Write the material out again exactly.
- - -
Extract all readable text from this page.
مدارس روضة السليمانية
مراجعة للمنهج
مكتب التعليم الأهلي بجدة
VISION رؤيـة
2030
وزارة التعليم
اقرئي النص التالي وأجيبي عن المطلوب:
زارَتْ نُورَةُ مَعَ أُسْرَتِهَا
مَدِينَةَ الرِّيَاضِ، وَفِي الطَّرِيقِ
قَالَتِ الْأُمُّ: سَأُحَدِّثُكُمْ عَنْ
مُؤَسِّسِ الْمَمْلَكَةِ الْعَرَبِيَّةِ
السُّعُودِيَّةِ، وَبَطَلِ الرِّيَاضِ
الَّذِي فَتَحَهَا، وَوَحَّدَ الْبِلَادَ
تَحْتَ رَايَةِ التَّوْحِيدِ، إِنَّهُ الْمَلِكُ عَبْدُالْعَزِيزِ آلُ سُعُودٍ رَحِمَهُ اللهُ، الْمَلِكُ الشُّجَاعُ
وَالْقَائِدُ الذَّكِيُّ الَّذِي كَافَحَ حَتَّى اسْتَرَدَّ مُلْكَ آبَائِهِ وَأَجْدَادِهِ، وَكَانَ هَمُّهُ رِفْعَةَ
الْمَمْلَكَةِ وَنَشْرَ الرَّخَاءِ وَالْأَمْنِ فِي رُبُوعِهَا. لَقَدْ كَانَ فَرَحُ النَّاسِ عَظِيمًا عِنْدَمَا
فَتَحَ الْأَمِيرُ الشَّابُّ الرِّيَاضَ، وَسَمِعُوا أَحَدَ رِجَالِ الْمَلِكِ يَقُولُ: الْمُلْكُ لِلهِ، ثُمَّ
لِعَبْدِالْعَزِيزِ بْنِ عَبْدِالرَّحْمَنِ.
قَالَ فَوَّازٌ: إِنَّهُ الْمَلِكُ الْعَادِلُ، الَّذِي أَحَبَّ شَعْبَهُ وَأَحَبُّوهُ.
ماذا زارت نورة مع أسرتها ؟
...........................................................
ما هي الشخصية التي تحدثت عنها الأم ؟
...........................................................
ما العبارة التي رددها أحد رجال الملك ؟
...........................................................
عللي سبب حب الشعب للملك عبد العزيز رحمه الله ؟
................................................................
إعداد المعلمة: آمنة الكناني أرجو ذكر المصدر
- - -
**CORRECT RESPONSE:**
Extract all readable text from this page.
مدارس روضة السليمانية
مراجعة للمنهج
مكتب التعليم الأهلي بجدة
VISION رؤيـة
2030
وزارة التعليم
اقرئي النص التالي وأجيبي عن المطلوب:
زارَتْ نُورَةُ مَعَ أُسْرَتِهَا
مَدِينَةَ الرِّيَاضِ، وَفِي الطَّرِيقِ
قَالَتِ الْأُمُّ: سَأُحَدِّثُكُمْ عَنْ
مُؤَسِّسِ الْمَمْلَكَةِ الْعَرَبِيَّةِ
السُّعُودِيَّةِ، وَبَطَلِ الرِّيَاضِ
الَّذِي فَتَحَهَا، وَوَحَّدَ الْبِلَادَ
تَحْتَ رَايَةِ التَّوْحِيدِ، إِنَّهُ الْمَلِكُ عَبْدُالْعَزِيزِ آلُ سُعُودٍ رَحِمَهُ اللهُ، الْمَلِكُ الشُّجَاعُ
وَالْقَائِدُ الذَّكِيُّ الَّذِي كَافَحَ حَتَّى اسْتَرَدَّ مُلْكَ آبَائِهِ وَأَجْدَادِهِ، وَكَانَ هَمُّهُ رِفْعَةَ
الْمَمْلَكَةِ وَنَشْرَ الرَّخَاءِ وَالْأَمْنِ فِي رُبُوعِهَا. لَقَدْ كَانَ فَرَحُ النَّاسِ عَظِيمًا عِنْدَمَا
فَتَحَ الْأَمِيرُ الشَّابُّ الرِّيَاضَ، وَسَمِعُوا أَحَدَ رِجَالِ الْمَلِكِ يَقُولُ: الْمُلْكُ لِلهِ، ثُمَّ
لِعَبْدِالْعَزِيزِ بْنِ عَبْدِالرَّحْمَنِ.
قَالَ فَوَّازٌ: إِنَّهُ الْمَلِكُ الْعَادِلُ، الَّذِي أَحَبَّ شَعْبَهُ وَأَحَبُّوهُ.
ماذا زارت نورة مع أسرتها ؟
...........................................................
ما هي الشخصية التي تحدثت عنها الأم ؟
...........................................................
ما العبارة التي رددها أحد رجال الملك ؟
...........................................................
عللي سبب حب الشعب للملك عبد العزيز رحمه الله ؟
................................................................
إعداد المعلمة: آمنة الكناني أرجو ذكر المصدر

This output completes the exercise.